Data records
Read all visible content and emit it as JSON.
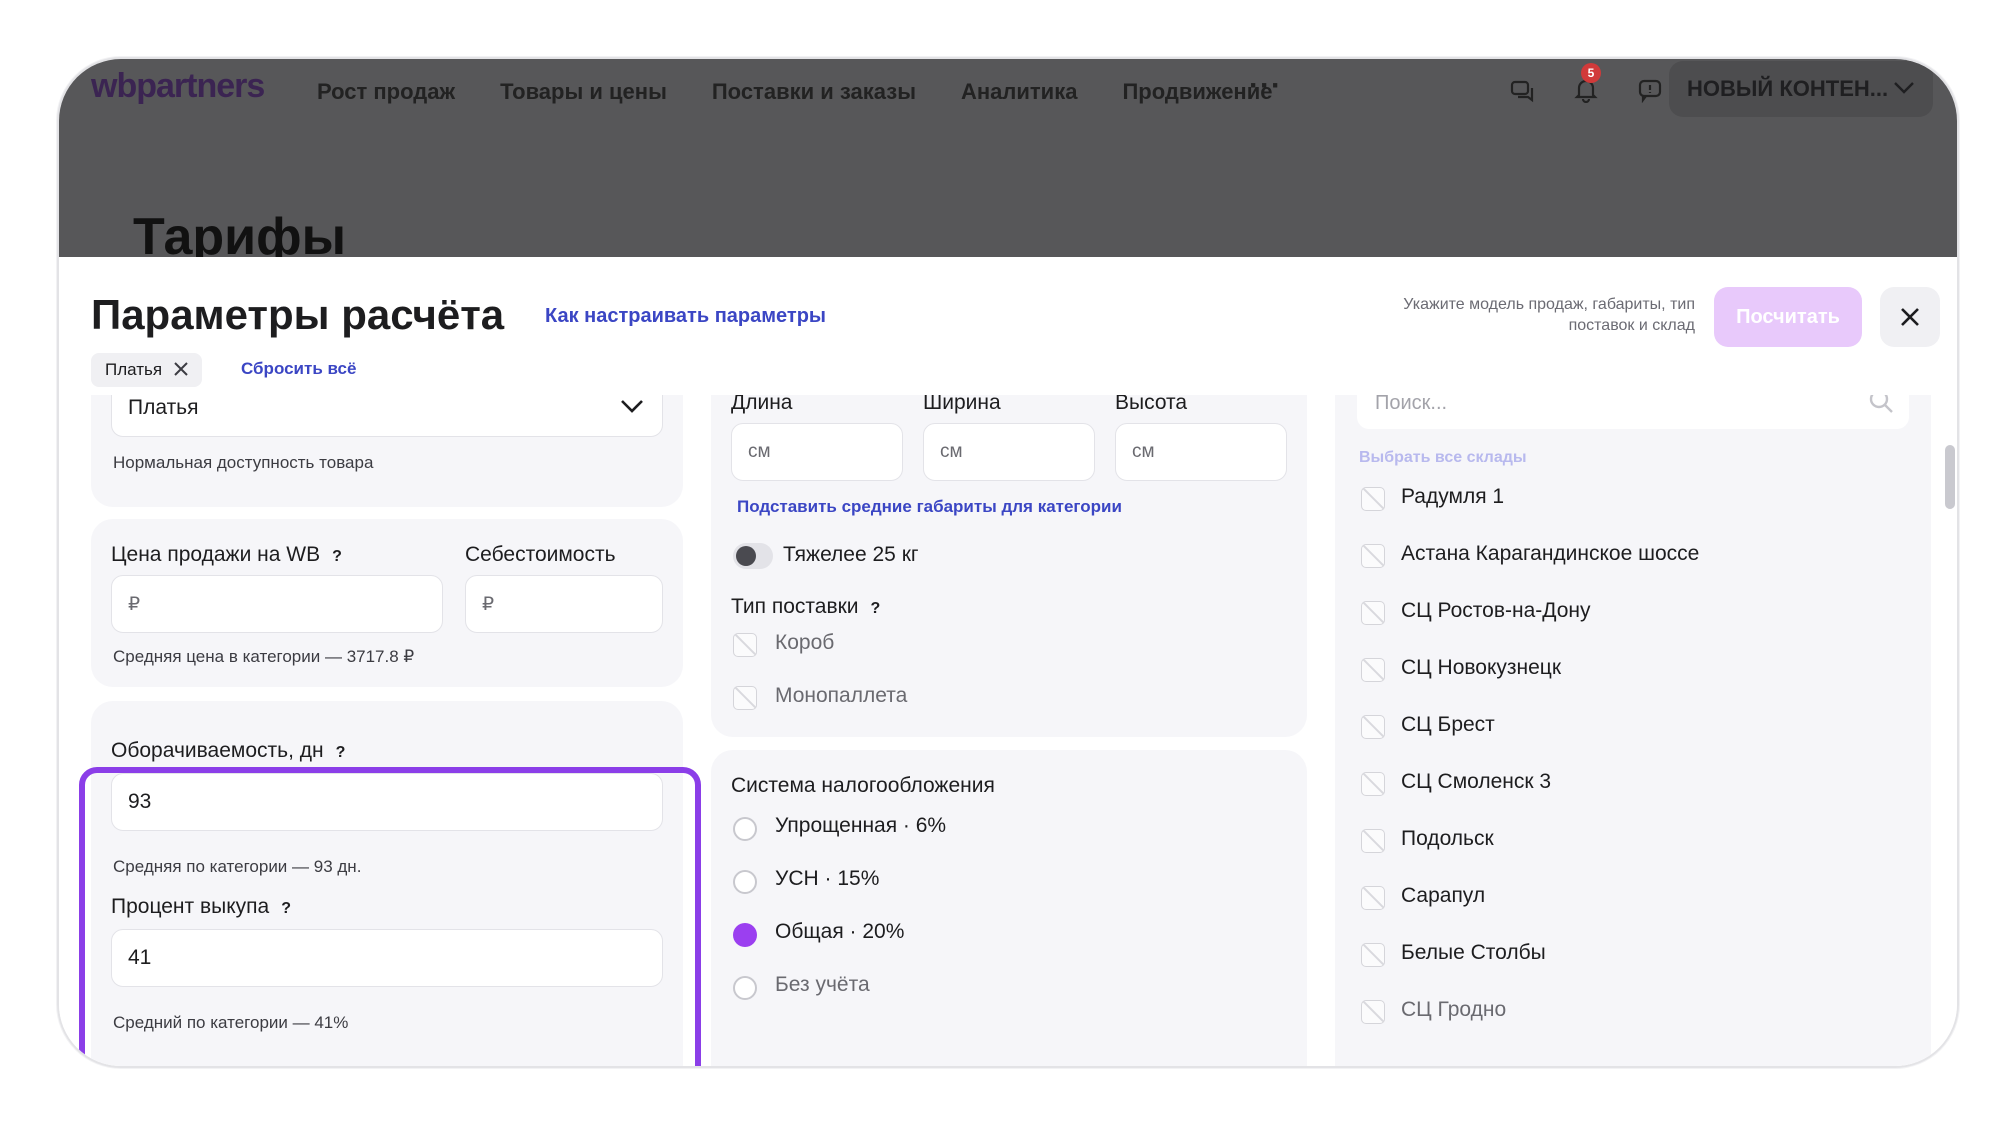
{
  "topnav": {
    "logo": "wbpartners",
    "items": [
      "Рост продаж",
      "Товары и цены",
      "Поставки и заказы",
      "Аналитика",
      "Продвижение"
    ],
    "more": "···",
    "notifications_count": "5",
    "account": "НОВЫЙ КОНТЕН..."
  },
  "page": {
    "title": "Тарифы"
  },
  "modal": {
    "title": "Параметры расчёта",
    "help_link": "Как настраивать параметры",
    "hint": "Укажите модель продаж, габариты, тип поставок и склад",
    "calculate_button": "Посчитать",
    "close_icon": "close-icon",
    "accent": "#8b3ee8"
  },
  "filters": {
    "chip_label": "Платья",
    "reset": "Сбросить всё"
  },
  "left": {
    "category_value": "Платья",
    "availability_note": "Нормальная доступность товара",
    "price_label": "Цена продажи на WB",
    "price_placeholder": "₽",
    "cost_label": "Себестоимость",
    "cost_placeholder": "₽",
    "avg_price_note": "Средняя цена в категории — 3717.8 ₽",
    "turnover_label": "Оборачиваемость, дн",
    "turnover_value": "93",
    "turnover_note": "Средняя по категории — 93 дн.",
    "buyout_label": "Процент выкупа",
    "buyout_value": "41",
    "buyout_note": "Средний по категории — 41%",
    "help_mark": "?"
  },
  "middle": {
    "length_label": "Длина",
    "width_label": "Ширина",
    "height_label": "Высота",
    "unit_placeholder": "см",
    "avg_dims_link": "Подставить средние габариты для категории",
    "heavy_toggle": "Тяжелее 25 кг",
    "supply_type_label": "Тип поставки",
    "supply_options": [
      "Короб",
      "Монопаллета"
    ],
    "tax_label": "Система налогообложения",
    "tax_options": [
      "Упрощенная · 6%",
      "УСН · 15%",
      "Общая · 20%",
      "Без учёта"
    ],
    "tax_selected": "Общая · 20%"
  },
  "right": {
    "search_placeholder": "Поиск...",
    "select_all": "Выбрать все склады",
    "warehouses": [
      "Радумля 1",
      "Астана Карагандинское шоссе",
      "СЦ Ростов-на-Дону",
      "СЦ Новокузнецк",
      "СЦ Брест",
      "СЦ Смоленск 3",
      "Подольск",
      "Сарапул",
      "Белые Столбы",
      "СЦ Гродно"
    ]
  }
}
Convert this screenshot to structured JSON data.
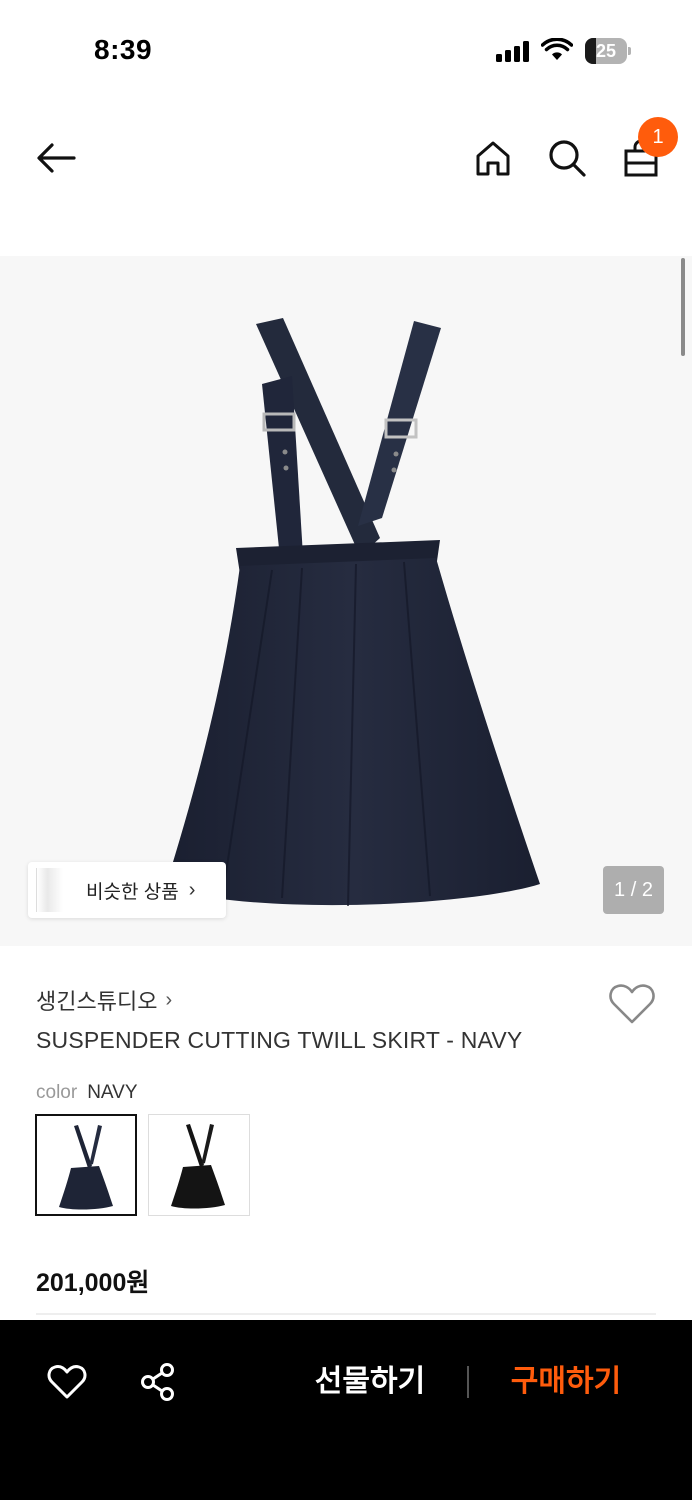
{
  "status_bar": {
    "time": "8:39",
    "battery_level": "25",
    "battery_percent": 25
  },
  "nav": {
    "back_icon": "arrow-left-icon",
    "home_icon": "home-icon",
    "search_icon": "search-icon",
    "cart_icon": "shopping-bag-icon",
    "cart_badge": "1"
  },
  "gallery": {
    "similar_label": "비슷한 상품",
    "similar_chevron": "›",
    "page_counter": "1 / 2"
  },
  "product": {
    "brand": "생긴스튜디오",
    "brand_chevron": "›",
    "title": "SUSPENDER CUTTING TWILL SKIRT - NAVY",
    "color_label": "color",
    "color_value": "NAVY",
    "swatches": [
      "navy",
      "black"
    ],
    "price": "201,000원"
  },
  "bottom_bar": {
    "heart_icon": "heart-outline-icon",
    "share_icon": "share-icon",
    "gift_label": "선물하기",
    "buy_label": "구매하기"
  },
  "colors": {
    "accent": "#ff5c0c",
    "bar_background": "#000000",
    "navy": "#1e2436",
    "black": "#141414"
  }
}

= What is expected =
Transcribe every entry word for word, but omit the pictures.

= Exercise solution =
Read all visible content and emit it as JSON.
{
  "topnav": {
    "logo": "wbpartners",
    "items": [
      "Рост продаж",
      "Товары и цены",
      "Поставки и заказы",
      "Аналитика",
      "Продвижение"
    ],
    "more": "···",
    "notifications_count": "5",
    "account": "НОВЫЙ КОНТЕН..."
  },
  "page": {
    "title": "Тарифы"
  },
  "modal": {
    "title": "Параметры расчёта",
    "help_link": "Как настраивать параметры",
    "hint": "Укажите модель продаж, габариты, тип поставок и склад",
    "calculate_button": "Посчитать",
    "close_icon": "close-icon",
    "accent": "#8b3ee8"
  },
  "filters": {
    "chip_label": "Платья",
    "reset": "Сбросить всё"
  },
  "left": {
    "category_value": "Платья",
    "availability_note": "Нормальная доступность товара",
    "price_label": "Цена продажи на WB",
    "price_placeholder": "₽",
    "cost_label": "Себестоимость",
    "cost_placeholder": "₽",
    "avg_price_note": "Средняя цена в категории — 3717.8 ₽",
    "turnover_label": "Оборачиваемость, дн",
    "turnover_value": "93",
    "turnover_note": "Средняя по категории — 93 дн.",
    "buyout_label": "Процент выкупа",
    "buyout_value": "41",
    "buyout_note": "Средний по категории — 41%",
    "help_mark": "?"
  },
  "middle": {
    "length_label": "Длина",
    "width_label": "Ширина",
    "height_label": "Высота",
    "unit_placeholder": "см",
    "avg_dims_link": "Подставить средние габариты для категории",
    "heavy_toggle": "Тяжелее 25 кг",
    "supply_type_label": "Тип поставки",
    "supply_options": [
      "Короб",
      "Монопаллета"
    ],
    "tax_label": "Система налогообложения",
    "tax_options": [
      "Упрощенная · 6%",
      "УСН · 15%",
      "Общая · 20%",
      "Без учёта"
    ],
    "tax_selected": "Общая · 20%"
  },
  "right": {
    "search_placeholder": "Поиск...",
    "select_all": "Выбрать все склады",
    "warehouses": [
      "Радумля 1",
      "Астана Карагандинское шоссе",
      "СЦ Ростов-на-Дону",
      "СЦ Новокузнецк",
      "СЦ Брест",
      "СЦ Смоленск 3",
      "Подольск",
      "Сарапул",
      "Белые Столбы",
      "СЦ Гродно"
    ]
  }
}
Convert this screenshot to structured JSON data.
{
  "status_bar": {
    "time": "8:39",
    "battery_level": "25",
    "battery_percent": 25
  },
  "nav": {
    "back_icon": "arrow-left-icon",
    "home_icon": "home-icon",
    "search_icon": "search-icon",
    "cart_icon": "shopping-bag-icon",
    "cart_badge": "1"
  },
  "gallery": {
    "similar_label": "비슷한 상품",
    "similar_chevron": "›",
    "page_counter": "1 / 2"
  },
  "product": {
    "brand": "생긴스튜디오",
    "brand_chevron": "›",
    "title": "SUSPENDER CUTTING TWILL SKIRT - NAVY",
    "color_label": "color",
    "color_value": "NAVY",
    "swatches": [
      "navy",
      "black"
    ],
    "price": "201,000원"
  },
  "bottom_bar": {
    "heart_icon": "heart-outline-icon",
    "share_icon": "share-icon",
    "gift_label": "선물하기",
    "buy_label": "구매하기"
  },
  "colors": {
    "accent": "#ff5c0c",
    "bar_background": "#000000",
    "navy": "#1e2436",
    "black": "#141414"
  }
}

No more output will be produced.